** start of INPUT **

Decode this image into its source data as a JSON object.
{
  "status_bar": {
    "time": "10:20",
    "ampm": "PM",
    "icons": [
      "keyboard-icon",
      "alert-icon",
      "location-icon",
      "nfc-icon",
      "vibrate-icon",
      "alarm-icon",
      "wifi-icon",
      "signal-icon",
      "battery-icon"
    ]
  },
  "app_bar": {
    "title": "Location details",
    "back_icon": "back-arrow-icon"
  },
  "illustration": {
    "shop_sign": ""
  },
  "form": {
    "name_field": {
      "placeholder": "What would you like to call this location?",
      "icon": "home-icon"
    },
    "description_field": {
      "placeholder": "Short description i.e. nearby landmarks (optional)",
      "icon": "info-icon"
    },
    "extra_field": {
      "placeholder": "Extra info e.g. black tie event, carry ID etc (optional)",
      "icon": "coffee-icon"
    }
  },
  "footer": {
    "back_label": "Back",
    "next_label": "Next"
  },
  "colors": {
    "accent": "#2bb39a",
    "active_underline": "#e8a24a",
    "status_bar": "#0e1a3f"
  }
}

** end of INPUT **

### SET EXERCISE
Copy out the full material exactly as it appears.

### FINISHED ANSWER
Decode this image into its source data as a JSON object.
{
  "status_bar": {
    "time": "10:20",
    "ampm": "PM",
    "icons": [
      "keyboard-icon",
      "alert-icon",
      "location-icon",
      "nfc-icon",
      "vibrate-icon",
      "alarm-icon",
      "wifi-icon",
      "signal-icon",
      "battery-icon"
    ]
  },
  "app_bar": {
    "title": "Location details",
    "back_icon": "back-arrow-icon"
  },
  "illustration": {
    "shop_sign": ""
  },
  "form": {
    "name_field": {
      "placeholder": "What would you like to call this location?",
      "icon": "home-icon"
    },
    "description_field": {
      "placeholder": "Short description i.e. nearby landmarks (optional)",
      "icon": "info-icon"
    },
    "extra_field": {
      "placeholder": "Extra info e.g. black tie event, carry ID etc (optional)",
      "icon": "coffee-icon"
    }
  },
  "footer": {
    "back_label": "Back",
    "next_label": "Next"
  },
  "colors": {
    "accent": "#2bb39a",
    "active_underline": "#e8a24a",
    "status_bar": "#0e1a3f"
  }
}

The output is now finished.